--- START ---

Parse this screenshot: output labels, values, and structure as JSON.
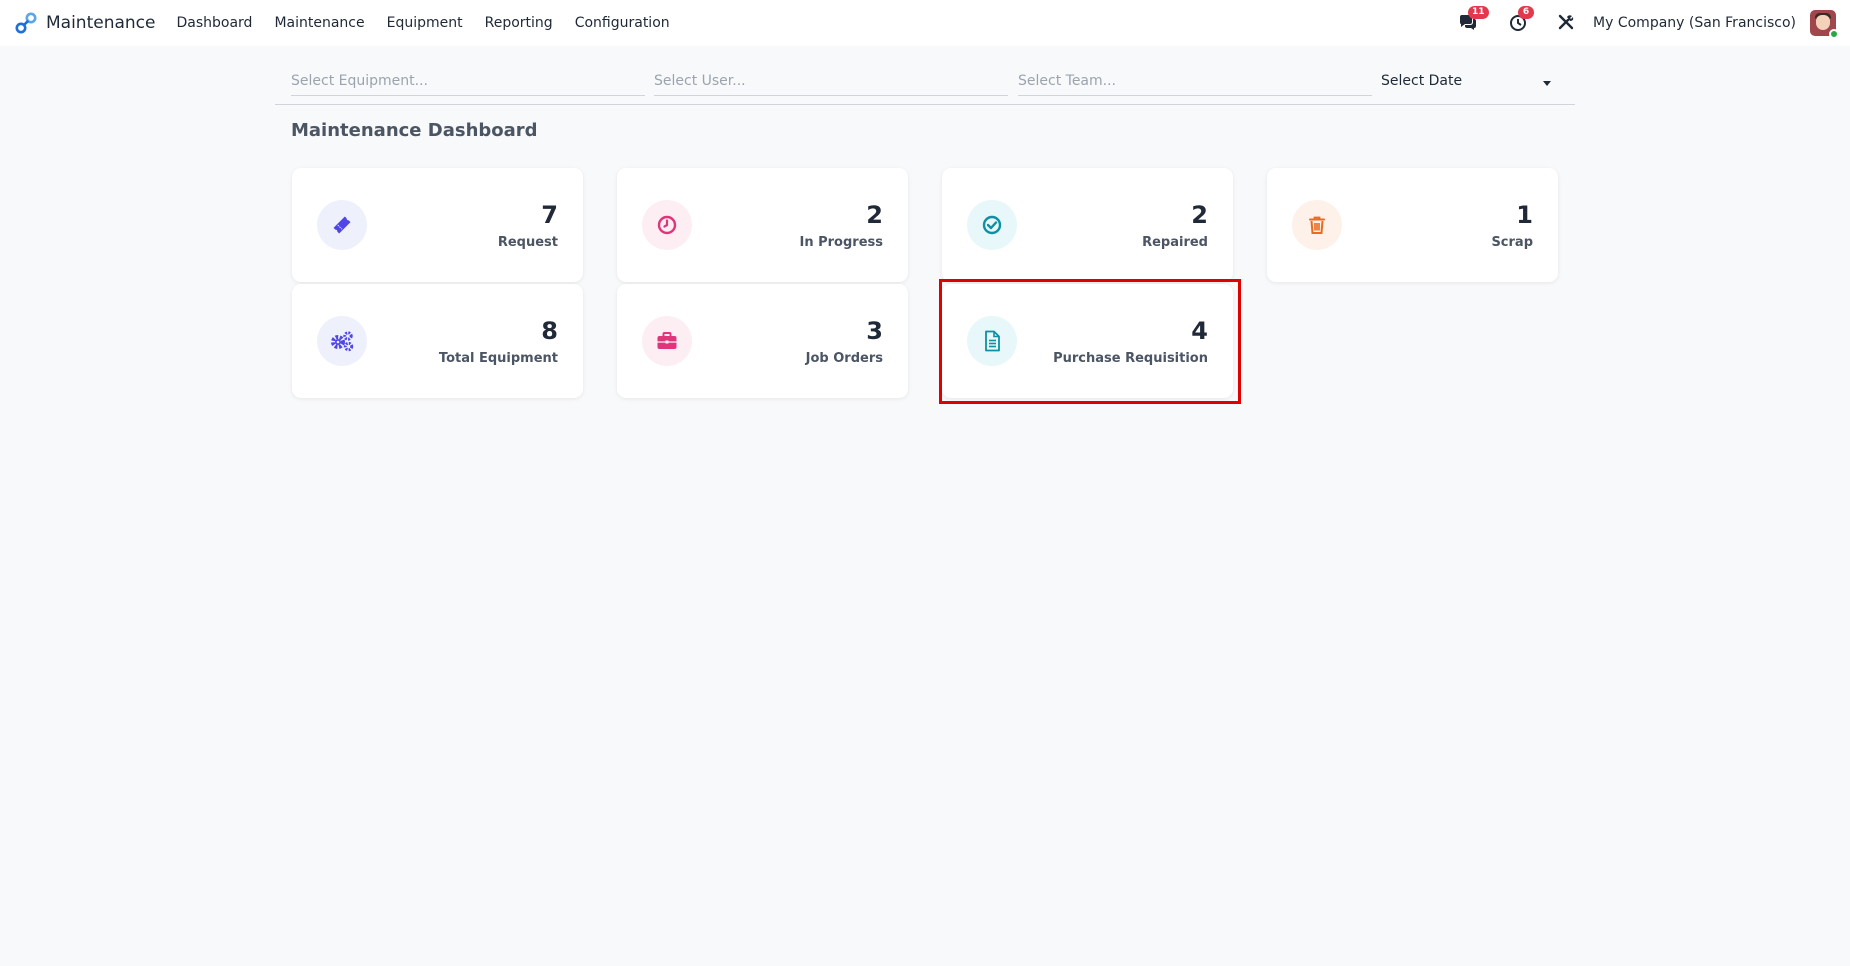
{
  "app": {
    "name": "Maintenance",
    "nav": [
      "Dashboard",
      "Maintenance",
      "Equipment",
      "Reporting",
      "Configuration"
    ],
    "messages_count": "11",
    "activities_count": "6",
    "company": "My Company (San Francisco)"
  },
  "filters": {
    "equipment_placeholder": "Select Equipment...",
    "user_placeholder": "Select User...",
    "team_placeholder": "Select Team...",
    "date_label": "Select Date"
  },
  "page": {
    "title": "Maintenance Dashboard"
  },
  "cards": [
    {
      "value": "7",
      "label": "Request",
      "icon": "ticket-icon",
      "color": "#4f46e5",
      "bg": "#eef0fc"
    },
    {
      "value": "2",
      "label": "In Progress",
      "icon": "clock-icon",
      "color": "#e0357a",
      "bg": "#fdeef4"
    },
    {
      "value": "2",
      "label": "Repaired",
      "icon": "check-circle-icon",
      "color": "#0e8fa3",
      "bg": "#e8f7f9"
    },
    {
      "value": "1",
      "label": "Scrap",
      "icon": "trash-icon",
      "color": "#ea6a1f",
      "bg": "#fdf1ea"
    },
    {
      "value": "8",
      "label": "Total Equipment",
      "icon": "gears-icon",
      "color": "#4f46e5",
      "bg": "#eef0fc"
    },
    {
      "value": "3",
      "label": "Job Orders",
      "icon": "briefcase-icon",
      "color": "#e0357a",
      "bg": "#fdeef4"
    },
    {
      "value": "4",
      "label": "Purchase Requisition",
      "icon": "document-icon",
      "color": "#0e8fa3",
      "bg": "#e8f7f9"
    }
  ],
  "highlight_color": "#e00000"
}
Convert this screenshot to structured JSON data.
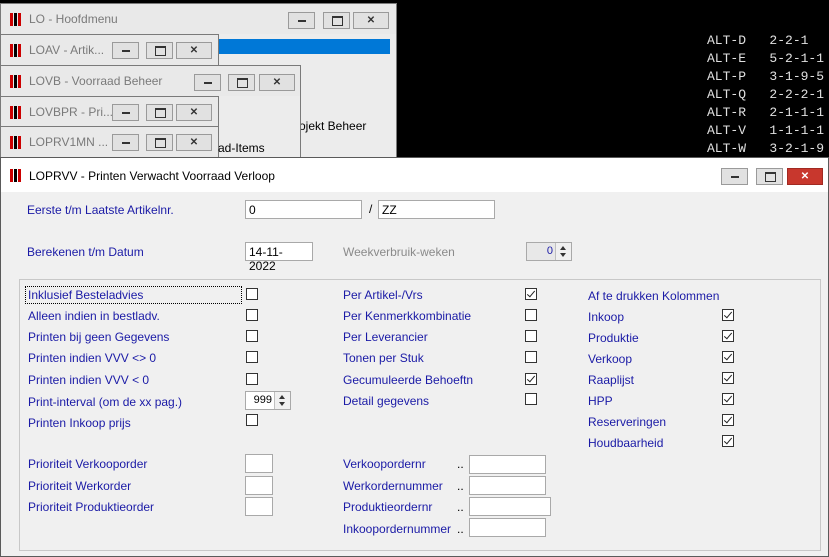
{
  "terminal": {
    "lines": [
      {
        "key": "ALT-D",
        "value": "2-2-1"
      },
      {
        "key": "ALT-E",
        "value": "5-2-1-1"
      },
      {
        "key": "ALT-P",
        "value": "3-1-9-5"
      },
      {
        "key": "ALT-Q",
        "value": "2-2-2-1"
      },
      {
        "key": "ALT-R",
        "value": "2-1-1-1"
      },
      {
        "key": "ALT-V",
        "value": "1-1-1-1"
      },
      {
        "key": "ALT-W",
        "value": "3-2-1-9"
      }
    ]
  },
  "bg_windows": {
    "lo": {
      "title": "LO - Hoofdmenu",
      "menu_item": "ojekt Beheer"
    },
    "loav": {
      "title": "LOAV - Artik..."
    },
    "lovb": {
      "title": "LOVB - Voorraad Beheer"
    },
    "lovbpr": {
      "title": "LOVBPR - Pri..."
    },
    "loprv1mn": {
      "title": "LOPRV1MN ...",
      "menu_item": "ad-Items"
    }
  },
  "dialog": {
    "title": "LOPRVV - Printen Verwacht Voorraad Verloop",
    "artikel_label": "Eerste t/m Laatste Artikelnr.",
    "artikel_from": "0",
    "artikel_sep": "/",
    "artikel_to": "ZZ",
    "datum_label": "Berekenen t/m Datum",
    "datum_value": "14-11-2022",
    "weekverbruik_label": "Weekverbruik-weken",
    "weekverbruik_value": "0",
    "left_options": [
      {
        "label": "Inklusief Besteladvies",
        "checked": false
      },
      {
        "label": "Alleen indien in bestladv.",
        "checked": false
      },
      {
        "label": "Printen bij geen Gegevens",
        "checked": false
      },
      {
        "label": "Printen indien VVV <> 0",
        "checked": false
      },
      {
        "label": "Printen indien VVV < 0",
        "checked": false
      },
      {
        "label": "Print-interval (om de xx pag.)",
        "value": "999"
      },
      {
        "label": "Printen Inkoop prijs",
        "checked": false
      }
    ],
    "mid_options": [
      {
        "label": "Per Artikel-/Vrs",
        "checked": true
      },
      {
        "label": "Per Kenmerkkombinatie",
        "checked": false
      },
      {
        "label": "Per Leverancier",
        "checked": false
      },
      {
        "label": "Tonen per Stuk",
        "checked": false
      },
      {
        "label": "Gecumuleerde Behoeftn",
        "checked": true
      },
      {
        "label": "Detail gegevens",
        "checked": false
      }
    ],
    "columns_header": "Af te drukken Kolommen",
    "columns": [
      {
        "label": "Inkoop",
        "checked": true
      },
      {
        "label": "Produktie",
        "checked": true
      },
      {
        "label": "Verkoop",
        "checked": true
      },
      {
        "label": "Raaplijst",
        "checked": true
      },
      {
        "label": "HPP",
        "checked": true
      },
      {
        "label": "Reserveringen",
        "checked": true
      },
      {
        "label": "Houdbaarheid",
        "checked": true
      }
    ],
    "priorities": [
      {
        "label": "Prioriteit Verkooporder",
        "value": ""
      },
      {
        "label": "Prioriteit Werkorder",
        "value": ""
      },
      {
        "label": "Prioriteit Produktieorder",
        "value": ""
      }
    ],
    "order_fields": [
      {
        "label": "Verkoopordernr",
        "dots": "..",
        "value": ""
      },
      {
        "label": "Werkordernummer",
        "dots": "..",
        "value": ""
      },
      {
        "label": "Produktieordernr",
        "dots": "..",
        "value": ""
      },
      {
        "label": "Inkoopordernummer",
        "dots": "..",
        "value": ""
      }
    ]
  }
}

--- END ---

> YOUR TASK:
Each line in the records above should be reproduced exactly; images are not copied.

> IN RESPONSE:
Parse this screenshot: output labels, values, and structure as JSON.
{
  "app": {
    "name": "Maintenance",
    "nav": [
      "Dashboard",
      "Maintenance",
      "Equipment",
      "Reporting",
      "Configuration"
    ],
    "messages_count": "11",
    "activities_count": "6",
    "company": "My Company (San Francisco)"
  },
  "filters": {
    "equipment_placeholder": "Select Equipment...",
    "user_placeholder": "Select User...",
    "team_placeholder": "Select Team...",
    "date_label": "Select Date"
  },
  "page": {
    "title": "Maintenance Dashboard"
  },
  "cards": [
    {
      "value": "7",
      "label": "Request",
      "icon": "ticket-icon",
      "color": "#4f46e5",
      "bg": "#eef0fc"
    },
    {
      "value": "2",
      "label": "In Progress",
      "icon": "clock-icon",
      "color": "#e0357a",
      "bg": "#fdeef4"
    },
    {
      "value": "2",
      "label": "Repaired",
      "icon": "check-circle-icon",
      "color": "#0e8fa3",
      "bg": "#e8f7f9"
    },
    {
      "value": "1",
      "label": "Scrap",
      "icon": "trash-icon",
      "color": "#ea6a1f",
      "bg": "#fdf1ea"
    },
    {
      "value": "8",
      "label": "Total Equipment",
      "icon": "gears-icon",
      "color": "#4f46e5",
      "bg": "#eef0fc"
    },
    {
      "value": "3",
      "label": "Job Orders",
      "icon": "briefcase-icon",
      "color": "#e0357a",
      "bg": "#fdeef4"
    },
    {
      "value": "4",
      "label": "Purchase Requisition",
      "icon": "document-icon",
      "color": "#0e8fa3",
      "bg": "#e8f7f9"
    }
  ],
  "highlight_color": "#e00000"
}
Convert this screenshot to structured JSON data.
{
  "terminal": {
    "lines": [
      {
        "key": "ALT-D",
        "value": "2-2-1"
      },
      {
        "key": "ALT-E",
        "value": "5-2-1-1"
      },
      {
        "key": "ALT-P",
        "value": "3-1-9-5"
      },
      {
        "key": "ALT-Q",
        "value": "2-2-2-1"
      },
      {
        "key": "ALT-R",
        "value": "2-1-1-1"
      },
      {
        "key": "ALT-V",
        "value": "1-1-1-1"
      },
      {
        "key": "ALT-W",
        "value": "3-2-1-9"
      }
    ]
  },
  "bg_windows": {
    "lo": {
      "title": "LO - Hoofdmenu",
      "menu_item": "ojekt Beheer"
    },
    "loav": {
      "title": "LOAV - Artik..."
    },
    "lovb": {
      "title": "LOVB - Voorraad Beheer"
    },
    "lovbpr": {
      "title": "LOVBPR - Pri..."
    },
    "loprv1mn": {
      "title": "LOPRV1MN ...",
      "menu_item": "ad-Items"
    }
  },
  "dialog": {
    "title": "LOPRVV - Printen Verwacht Voorraad Verloop",
    "artikel_label": "Eerste t/m Laatste Artikelnr.",
    "artikel_from": "0",
    "artikel_sep": "/",
    "artikel_to": "ZZ",
    "datum_label": "Berekenen t/m Datum",
    "datum_value": "14-11-2022",
    "weekverbruik_label": "Weekverbruik-weken",
    "weekverbruik_value": "0",
    "left_options": [
      {
        "label": "Inklusief Besteladvies",
        "checked": false
      },
      {
        "label": "Alleen indien in bestladv.",
        "checked": false
      },
      {
        "label": "Printen bij geen Gegevens",
        "checked": false
      },
      {
        "label": "Printen indien VVV <> 0",
        "checked": false
      },
      {
        "label": "Printen indien VVV < 0",
        "checked": false
      },
      {
        "label": "Print-interval (om de xx pag.)",
        "value": "999"
      },
      {
        "label": "Printen Inkoop prijs",
        "checked": false
      }
    ],
    "mid_options": [
      {
        "label": "Per Artikel-/Vrs",
        "checked": true
      },
      {
        "label": "Per Kenmerkkombinatie",
        "checked": false
      },
      {
        "label": "Per Leverancier",
        "checked": false
      },
      {
        "label": "Tonen per Stuk",
        "checked": false
      },
      {
        "label": "Gecumuleerde Behoeftn",
        "checked": true
      },
      {
        "label": "Detail gegevens",
        "checked": false
      }
    ],
    "columns_header": "Af te drukken Kolommen",
    "columns": [
      {
        "label": "Inkoop",
        "checked": true
      },
      {
        "label": "Produktie",
        "checked": true
      },
      {
        "label": "Verkoop",
        "checked": true
      },
      {
        "label": "Raaplijst",
        "checked": true
      },
      {
        "label": "HPP",
        "checked": true
      },
      {
        "label": "Reserveringen",
        "checked": true
      },
      {
        "label": "Houdbaarheid",
        "checked": true
      }
    ],
    "priorities": [
      {
        "label": "Prioriteit Verkooporder",
        "value": ""
      },
      {
        "label": "Prioriteit Werkorder",
        "value": ""
      },
      {
        "label": "Prioriteit Produktieorder",
        "value": ""
      }
    ],
    "order_fields": [
      {
        "label": "Verkoopordernr",
        "dots": "..",
        "value": ""
      },
      {
        "label": "Werkordernummer",
        "dots": "..",
        "value": ""
      },
      {
        "label": "Produktieordernr",
        "dots": "..",
        "value": ""
      },
      {
        "label": "Inkoopordernummer",
        "dots": "..",
        "value": ""
      }
    ]
  }
}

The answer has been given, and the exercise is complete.